Задание :: Ответьте по отрывку о Касаткине: о чём извещала телеграмма, которую ему подали на выставке в Петербурге?

Однако житейские обстоятельства мои сложились так, что мне пришлось отказаться от этой мысли и снова по приглашению Товарищества передвижников взяться за организацию и заведование передвижными выставками. Из ученика я стал равноправным товарищем в среде передвижников, сознавая, однако, что между мной и старшими членами Товарищества остается еще дистанция огромного размера.

К устройству выставок в Петербург приезжал и Касаткин. После покойного Ярошенко он был ближе всех к Дубовскому. У них было много общего в складе ума и мировоззрения. Мне часто приходилось слышать их разговоры, принимавшие иногда философский характер. В разговоре Касаткин был содержательным, чувствовался у него недюжинный ум, большая наблюдательность.

Касаткин бывал за границей, много видел и, видимо, много передумал. Суровые условия его жизни выковали у него крепкую волю, гордость победителя всех обстоятельств и некоторый деспотизм. Он был требовательным к себе и другим, а многим казался даже черствым. К некоторым товарищам Касаткин относился иронически, замечая их слабости и тем как бы высказывая свое превосходство над ними. За это его многие недолюбливали, но в то же время побаивались. Происходили у него даже столкновения с товарищами, но на все их выпады Николай Алексеевич отвечал веско, внешне спокойно, только краска, разливавшаяся по щекам, выдавала его волнение.

Иногда он казался человеком-кремнем.

Приезжает он однажды на выставку в Петербург, сидит в кабинете заведующего. Ему подают телеграмму. Он прочитывает ее и говорит мне: «Скажите Дубовскому, что я сегодня у него не буду, так как должен уехать в Москву». Встает и уходит. На лице его я не замечаю ничего особенного, хотя, как я узнал позже, телеграмма извещала его о внезапной смерти его дочери, которая на катке упала и, ударившись затылком об лед, умерла на месте.

В своих произведениях Касаткин иногда отступал от тенденций, прорывались у него простые, жизненные сценки, как в картинах «Шутка», «Трамвай пришел», «Шахтерка».

Выдержка из данных ::
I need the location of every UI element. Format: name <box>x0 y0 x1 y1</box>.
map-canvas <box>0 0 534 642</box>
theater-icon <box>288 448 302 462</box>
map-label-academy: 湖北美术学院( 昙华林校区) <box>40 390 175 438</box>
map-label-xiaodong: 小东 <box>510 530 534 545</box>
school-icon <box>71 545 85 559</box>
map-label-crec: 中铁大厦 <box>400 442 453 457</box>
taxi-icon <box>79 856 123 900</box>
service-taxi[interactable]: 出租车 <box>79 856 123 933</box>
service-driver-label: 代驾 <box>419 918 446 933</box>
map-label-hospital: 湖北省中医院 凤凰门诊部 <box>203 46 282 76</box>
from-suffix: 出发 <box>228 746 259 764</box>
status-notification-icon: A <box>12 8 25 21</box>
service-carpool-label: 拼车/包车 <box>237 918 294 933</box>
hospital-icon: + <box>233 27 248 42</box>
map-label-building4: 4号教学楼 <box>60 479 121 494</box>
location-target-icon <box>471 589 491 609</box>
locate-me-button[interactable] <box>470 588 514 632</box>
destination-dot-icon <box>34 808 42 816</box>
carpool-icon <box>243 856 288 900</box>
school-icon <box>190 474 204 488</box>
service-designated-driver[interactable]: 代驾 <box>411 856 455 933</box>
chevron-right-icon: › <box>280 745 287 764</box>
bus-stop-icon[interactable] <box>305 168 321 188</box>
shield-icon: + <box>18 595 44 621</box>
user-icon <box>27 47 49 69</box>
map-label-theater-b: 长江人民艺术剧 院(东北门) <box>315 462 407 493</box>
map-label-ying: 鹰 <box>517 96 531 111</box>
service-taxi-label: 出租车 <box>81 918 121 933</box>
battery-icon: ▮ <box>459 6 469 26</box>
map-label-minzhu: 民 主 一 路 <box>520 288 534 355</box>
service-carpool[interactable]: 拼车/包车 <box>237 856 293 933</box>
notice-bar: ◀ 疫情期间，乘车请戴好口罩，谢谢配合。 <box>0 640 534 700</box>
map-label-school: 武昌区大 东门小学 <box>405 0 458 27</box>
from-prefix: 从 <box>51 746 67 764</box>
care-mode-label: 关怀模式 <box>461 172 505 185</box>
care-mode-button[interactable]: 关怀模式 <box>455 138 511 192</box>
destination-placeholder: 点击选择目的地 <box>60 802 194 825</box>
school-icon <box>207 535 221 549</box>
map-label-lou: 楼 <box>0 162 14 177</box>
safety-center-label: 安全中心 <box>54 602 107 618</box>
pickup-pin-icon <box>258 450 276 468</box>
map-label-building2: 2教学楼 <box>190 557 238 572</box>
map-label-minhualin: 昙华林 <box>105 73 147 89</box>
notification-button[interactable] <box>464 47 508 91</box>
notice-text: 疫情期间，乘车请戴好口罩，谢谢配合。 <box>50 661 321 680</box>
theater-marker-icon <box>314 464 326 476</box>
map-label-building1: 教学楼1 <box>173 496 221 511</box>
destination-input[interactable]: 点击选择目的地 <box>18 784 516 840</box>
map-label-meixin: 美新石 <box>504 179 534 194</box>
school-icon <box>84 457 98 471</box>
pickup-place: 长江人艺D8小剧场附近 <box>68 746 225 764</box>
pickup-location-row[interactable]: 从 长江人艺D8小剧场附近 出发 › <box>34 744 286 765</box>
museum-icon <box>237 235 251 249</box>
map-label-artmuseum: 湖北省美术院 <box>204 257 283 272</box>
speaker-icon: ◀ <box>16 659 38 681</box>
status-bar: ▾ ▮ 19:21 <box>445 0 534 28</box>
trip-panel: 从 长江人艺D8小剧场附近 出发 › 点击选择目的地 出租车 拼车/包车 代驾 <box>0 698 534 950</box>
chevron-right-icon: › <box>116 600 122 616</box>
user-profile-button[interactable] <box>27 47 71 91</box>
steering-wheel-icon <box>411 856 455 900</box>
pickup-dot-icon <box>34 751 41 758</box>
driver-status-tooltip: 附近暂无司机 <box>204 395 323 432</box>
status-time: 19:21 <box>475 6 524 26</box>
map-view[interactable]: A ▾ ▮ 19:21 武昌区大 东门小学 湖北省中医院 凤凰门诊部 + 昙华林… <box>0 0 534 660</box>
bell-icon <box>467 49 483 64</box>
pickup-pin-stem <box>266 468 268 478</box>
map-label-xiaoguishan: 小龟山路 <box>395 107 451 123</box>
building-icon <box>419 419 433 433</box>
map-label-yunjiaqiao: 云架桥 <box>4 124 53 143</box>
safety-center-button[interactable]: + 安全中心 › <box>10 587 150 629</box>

Готовый ответ :: Телеграмма извещала о внезапной смерти его дочери, которая упала на катке и, ударившись затылком об лед, умерла на месте.